• Your instructions: Repeat every entry word for word, skipping the pictures.

+===+

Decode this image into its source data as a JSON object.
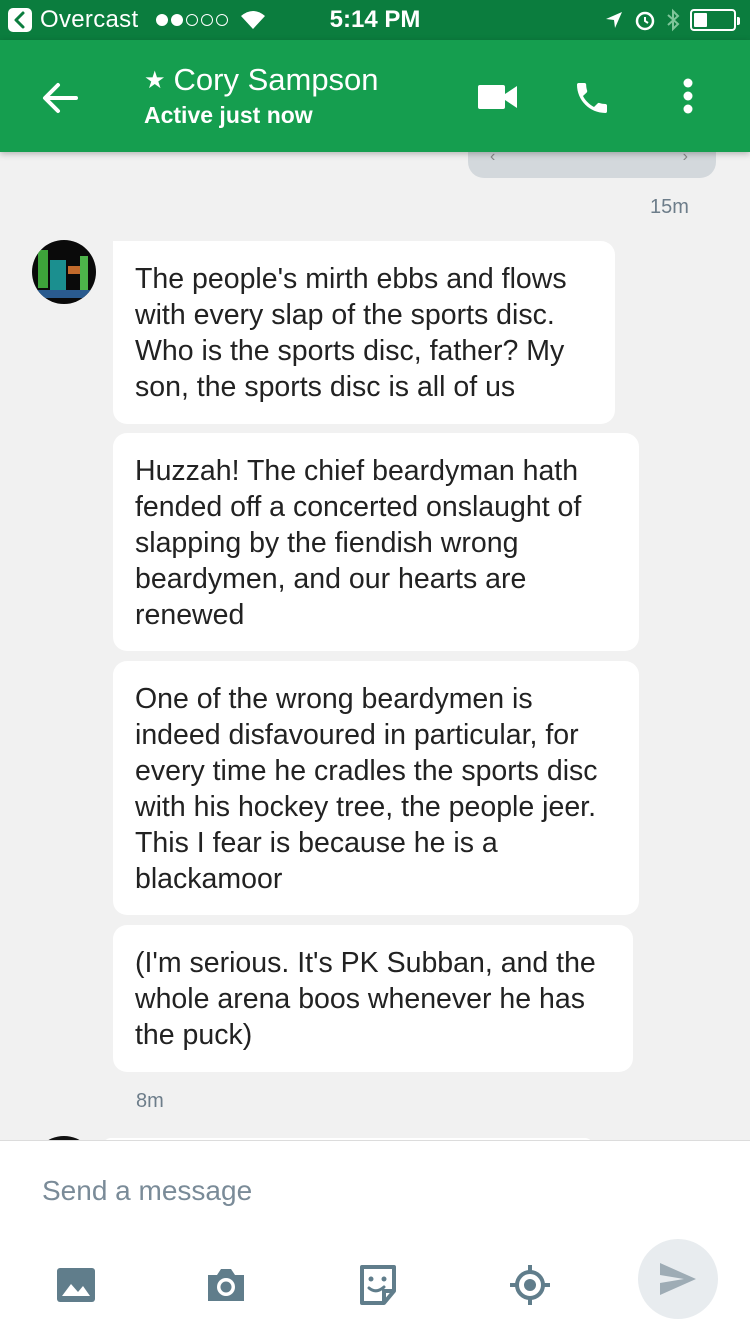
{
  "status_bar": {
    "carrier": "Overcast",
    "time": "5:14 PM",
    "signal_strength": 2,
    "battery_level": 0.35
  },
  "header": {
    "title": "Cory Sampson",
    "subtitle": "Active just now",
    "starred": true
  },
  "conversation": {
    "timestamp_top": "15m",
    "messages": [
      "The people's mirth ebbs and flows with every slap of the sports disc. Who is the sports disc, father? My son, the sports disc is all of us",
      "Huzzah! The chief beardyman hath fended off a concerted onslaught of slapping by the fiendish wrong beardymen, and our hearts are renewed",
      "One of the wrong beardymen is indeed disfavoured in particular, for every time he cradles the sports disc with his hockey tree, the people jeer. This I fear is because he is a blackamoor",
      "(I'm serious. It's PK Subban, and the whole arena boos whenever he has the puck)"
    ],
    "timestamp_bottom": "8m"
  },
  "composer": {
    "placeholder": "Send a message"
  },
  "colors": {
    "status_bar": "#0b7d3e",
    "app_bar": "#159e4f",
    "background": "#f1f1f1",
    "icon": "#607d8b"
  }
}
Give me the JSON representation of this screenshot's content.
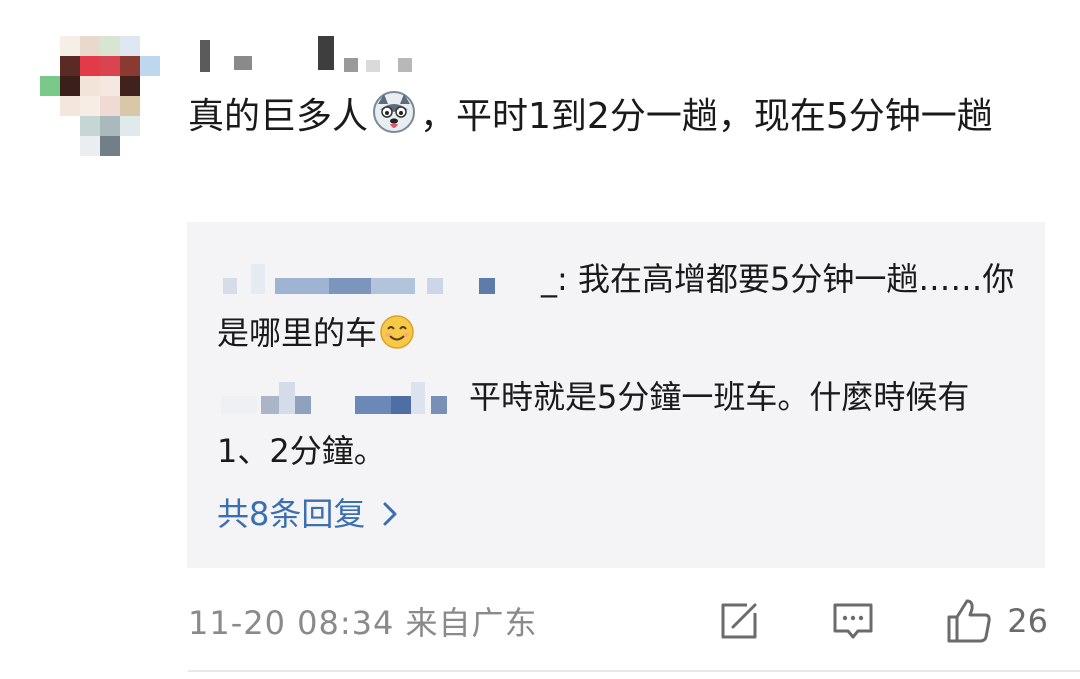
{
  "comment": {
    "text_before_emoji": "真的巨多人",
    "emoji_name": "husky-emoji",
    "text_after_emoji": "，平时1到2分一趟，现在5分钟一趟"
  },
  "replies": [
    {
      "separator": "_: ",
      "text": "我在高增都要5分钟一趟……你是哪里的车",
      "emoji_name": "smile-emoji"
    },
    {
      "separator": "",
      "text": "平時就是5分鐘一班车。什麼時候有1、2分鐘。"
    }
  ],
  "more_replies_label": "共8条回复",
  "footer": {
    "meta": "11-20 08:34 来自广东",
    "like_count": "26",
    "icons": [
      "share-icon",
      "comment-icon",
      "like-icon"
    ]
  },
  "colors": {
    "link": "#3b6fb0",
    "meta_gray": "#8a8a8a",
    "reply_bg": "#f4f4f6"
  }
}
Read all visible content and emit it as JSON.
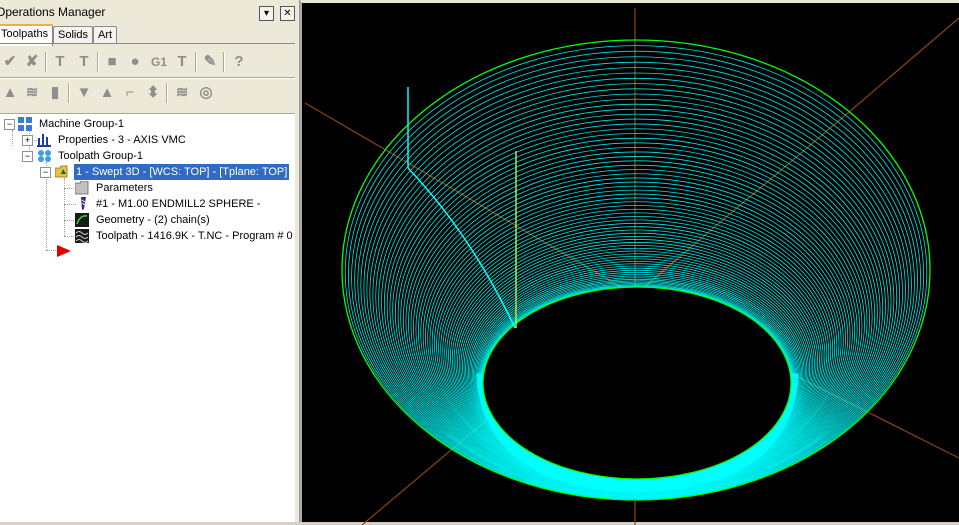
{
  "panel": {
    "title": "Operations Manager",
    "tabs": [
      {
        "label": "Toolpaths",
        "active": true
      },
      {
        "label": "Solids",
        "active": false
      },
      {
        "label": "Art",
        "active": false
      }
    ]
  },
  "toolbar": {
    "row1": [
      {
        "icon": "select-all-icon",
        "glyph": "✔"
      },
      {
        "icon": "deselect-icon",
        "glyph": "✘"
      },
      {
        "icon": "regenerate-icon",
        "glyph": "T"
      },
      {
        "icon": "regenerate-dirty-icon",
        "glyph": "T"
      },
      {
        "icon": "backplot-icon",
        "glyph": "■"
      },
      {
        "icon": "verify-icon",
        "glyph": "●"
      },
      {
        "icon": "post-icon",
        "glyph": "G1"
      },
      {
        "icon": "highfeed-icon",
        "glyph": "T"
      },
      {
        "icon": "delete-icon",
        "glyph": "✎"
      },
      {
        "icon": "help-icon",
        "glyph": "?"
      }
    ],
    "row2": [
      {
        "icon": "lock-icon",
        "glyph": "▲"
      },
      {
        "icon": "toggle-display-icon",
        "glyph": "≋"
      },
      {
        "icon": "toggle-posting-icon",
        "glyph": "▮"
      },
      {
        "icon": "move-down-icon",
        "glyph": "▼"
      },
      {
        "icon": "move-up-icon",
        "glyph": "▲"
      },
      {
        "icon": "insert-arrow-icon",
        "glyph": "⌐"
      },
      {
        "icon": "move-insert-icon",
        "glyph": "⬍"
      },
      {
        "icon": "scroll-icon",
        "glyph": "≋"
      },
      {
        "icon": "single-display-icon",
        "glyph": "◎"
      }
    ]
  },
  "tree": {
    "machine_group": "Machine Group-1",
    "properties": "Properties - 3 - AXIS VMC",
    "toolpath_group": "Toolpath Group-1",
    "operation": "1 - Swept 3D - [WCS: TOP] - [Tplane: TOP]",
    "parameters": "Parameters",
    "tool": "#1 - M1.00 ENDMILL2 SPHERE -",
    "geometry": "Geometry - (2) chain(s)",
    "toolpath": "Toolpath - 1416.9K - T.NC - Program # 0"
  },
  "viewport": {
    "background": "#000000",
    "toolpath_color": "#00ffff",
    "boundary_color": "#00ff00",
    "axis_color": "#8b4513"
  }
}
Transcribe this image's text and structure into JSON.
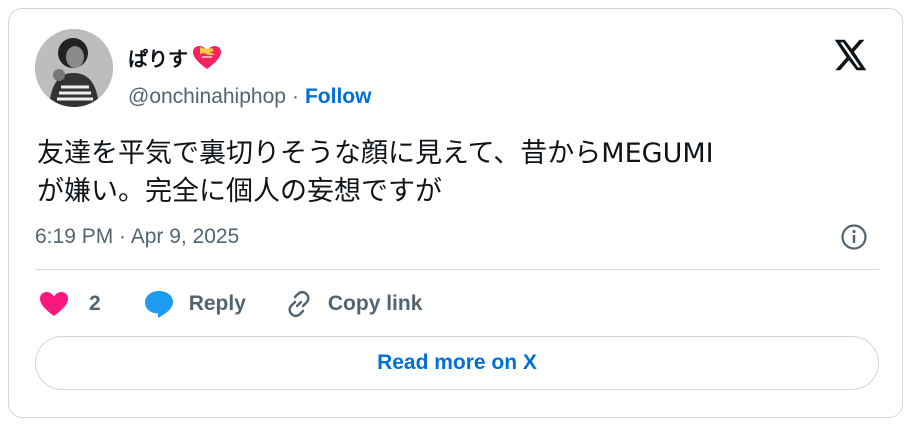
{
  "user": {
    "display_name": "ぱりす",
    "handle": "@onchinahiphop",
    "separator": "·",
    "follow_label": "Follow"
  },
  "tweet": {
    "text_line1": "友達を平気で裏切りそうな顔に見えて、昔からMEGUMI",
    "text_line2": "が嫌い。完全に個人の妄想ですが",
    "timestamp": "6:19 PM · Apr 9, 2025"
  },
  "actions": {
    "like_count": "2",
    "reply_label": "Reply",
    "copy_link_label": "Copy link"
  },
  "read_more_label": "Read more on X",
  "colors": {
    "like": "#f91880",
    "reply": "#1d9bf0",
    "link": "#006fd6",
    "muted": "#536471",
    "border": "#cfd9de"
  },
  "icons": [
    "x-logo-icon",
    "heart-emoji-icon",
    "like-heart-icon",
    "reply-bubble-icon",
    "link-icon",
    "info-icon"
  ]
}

+===+

• Response to this exercise:
Decode this image into its source data as a JSON object.
{
  "status_bar": {
    "carrier": "Overcast",
    "time": "5:14 PM",
    "signal_strength": 2,
    "battery_level": 0.35
  },
  "header": {
    "title": "Cory Sampson",
    "subtitle": "Active just now",
    "starred": true
  },
  "conversation": {
    "timestamp_top": "15m",
    "messages": [
      "The people's mirth ebbs and flows with every slap of the sports disc. Who is the sports disc, father? My son, the sports disc is all of us",
      "Huzzah! The chief beardyman hath fended off a concerted onslaught of slapping by the fiendish wrong beardymen, and our hearts are renewed",
      "One of the wrong beardymen is indeed disfavoured in particular, for every time he cradles the sports disc with his hockey tree, the people jeer. This I fear is because he is a blackamoor",
      "(I'm serious. It's PK Subban, and the whole arena boos whenever he has the puck)"
    ],
    "timestamp_bottom": "8m"
  },
  "composer": {
    "placeholder": "Send a message"
  },
  "colors": {
    "status_bar": "#0b7d3e",
    "app_bar": "#159e4f",
    "background": "#f1f1f1",
    "icon": "#607d8b"
  }
}
Give me the JSON representation of this screenshot's content.
{
  "comment": {
    "text_before_emoji": "真的巨多人",
    "emoji_name": "husky-emoji",
    "text_after_emoji": "，平时1到2分一趟，现在5分钟一趟"
  },
  "replies": [
    {
      "separator": "_: ",
      "text": "我在高增都要5分钟一趟……你是哪里的车",
      "emoji_name": "smile-emoji"
    },
    {
      "separator": "",
      "text": "平時就是5分鐘一班车。什麼時候有1、2分鐘。"
    }
  ],
  "more_replies_label": "共8条回复",
  "footer": {
    "meta": "11-20 08:34 来自广东",
    "like_count": "26",
    "icons": [
      "share-icon",
      "comment-icon",
      "like-icon"
    ]
  },
  "colors": {
    "link": "#3b6fb0",
    "meta_gray": "#8a8a8a",
    "reply_bg": "#f4f4f6"
  }
}
Read all visible content and emit it as JSON.
{
  "panel": {
    "title": "Operations Manager",
    "tabs": [
      {
        "label": "Toolpaths",
        "active": true
      },
      {
        "label": "Solids",
        "active": false
      },
      {
        "label": "Art",
        "active": false
      }
    ]
  },
  "toolbar": {
    "row1": [
      {
        "icon": "select-all-icon",
        "glyph": "✔"
      },
      {
        "icon": "deselect-icon",
        "glyph": "✘"
      },
      {
        "icon": "regenerate-icon",
        "glyph": "T"
      },
      {
        "icon": "regenerate-dirty-icon",
        "glyph": "T"
      },
      {
        "icon": "backplot-icon",
        "glyph": "■"
      },
      {
        "icon": "verify-icon",
        "glyph": "●"
      },
      {
        "icon": "post-icon",
        "glyph": "G1"
      },
      {
        "icon": "highfeed-icon",
        "glyph": "T"
      },
      {
        "icon": "delete-icon",
        "glyph": "✎"
      },
      {
        "icon": "help-icon",
        "glyph": "?"
      }
    ],
    "row2": [
      {
        "icon": "lock-icon",
        "glyph": "▲"
      },
      {
        "icon": "toggle-display-icon",
        "glyph": "≋"
      },
      {
        "icon": "toggle-posting-icon",
        "glyph": "▮"
      },
      {
        "icon": "move-down-icon",
        "glyph": "▼"
      },
      {
        "icon": "move-up-icon",
        "glyph": "▲"
      },
      {
        "icon": "insert-arrow-icon",
        "glyph": "⌐"
      },
      {
        "icon": "move-insert-icon",
        "glyph": "⬍"
      },
      {
        "icon": "scroll-icon",
        "glyph": "≋"
      },
      {
        "icon": "single-display-icon",
        "glyph": "◎"
      }
    ]
  },
  "tree": {
    "machine_group": "Machine Group-1",
    "properties": "Properties - 3 - AXIS VMC",
    "toolpath_group": "Toolpath Group-1",
    "operation": "1 - Swept 3D - [WCS: TOP] - [Tplane: TOP]",
    "parameters": "Parameters",
    "tool": "#1 - M1.00 ENDMILL2 SPHERE -",
    "geometry": "Geometry - (2) chain(s)",
    "toolpath": "Toolpath - 1416.9K - T.NC - Program # 0"
  },
  "viewport": {
    "background": "#000000",
    "toolpath_color": "#00ffff",
    "boundary_color": "#00ff00",
    "axis_color": "#8b4513"
  }
}
Transcribe this image's text and structure into JSON.
{
  "user": {
    "display_name": "ぱりす",
    "handle": "@onchinahiphop",
    "separator": "·",
    "follow_label": "Follow"
  },
  "tweet": {
    "text_line1": "友達を平気で裏切りそうな顔に見えて、昔からMEGUMI",
    "text_line2": "が嫌い。完全に個人の妄想ですが",
    "timestamp": "6:19 PM · Apr 9, 2025"
  },
  "actions": {
    "like_count": "2",
    "reply_label": "Reply",
    "copy_link_label": "Copy link"
  },
  "read_more_label": "Read more on X",
  "colors": {
    "like": "#f91880",
    "reply": "#1d9bf0",
    "link": "#006fd6",
    "muted": "#536471",
    "border": "#cfd9de"
  },
  "icons": [
    "x-logo-icon",
    "heart-emoji-icon",
    "like-heart-icon",
    "reply-bubble-icon",
    "link-icon",
    "info-icon"
  ]
}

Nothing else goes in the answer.